READING TEXT:
▽
So after reading the previous posts and their links, am i right in thinking that no licence is required for tamarins or marmosets? If iv missed something obvious i do appologise :blush:


----------



## yugimon121 (Oct 4, 2009)

fjfenton said:


> So after reading the previous posts and their links, am i right in thinking that no licence is required for tamarins or marmosets? If iv missed something obvious i do appologise :blush:


Yes, Tamarins and marmosets dont require a DWAL


----------



## Zoo-Man (Apr 12, 2008)

Squirrel Monkeys don't either


----------



## PETERAROBERTSON (Jul 2, 2008)

Zoo-Man said:


> Squirrel Monkeys don't either


Theres a list on the forum.
Animals requiring dwa.
Dont meen to sound cheaky in any way.
△
INFORMATION SHOWN:
▽
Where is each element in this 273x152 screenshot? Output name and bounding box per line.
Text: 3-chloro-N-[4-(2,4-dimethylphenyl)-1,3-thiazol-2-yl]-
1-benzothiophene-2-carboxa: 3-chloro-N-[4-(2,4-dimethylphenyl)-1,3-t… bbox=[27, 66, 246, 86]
△
TASK INSTRUCTIONS:
(1) In the forum thread on monkey licences, translate the sentence "Yes, Tamarins and marmosets dont require a DWAL" into Spanish.
(2) Write the next part of the forum thread on monkey licences, picking up after its final post.

REPLIES:
(1) Sí, los tamarinos y los titíes no requieren una DWAL.

(2)
Not for you colin using yours to reply...
With phone.
Auld yin here trying to be up to date...
Still preffer talking as theres no spelling involved:lol2:


----------



## Zoo-Man (Apr 12, 2008)

PETERAROBERTSON said:


> Theres a list on the forum.
> Animals requiring dwa.
> Dont meen to sound cheaky in any way.
> Not for you colin using yours to reply...
> ...


Oh I don't go on the internet on my phone, as my mobile isn't one of these modern gadgets. Clark's is though.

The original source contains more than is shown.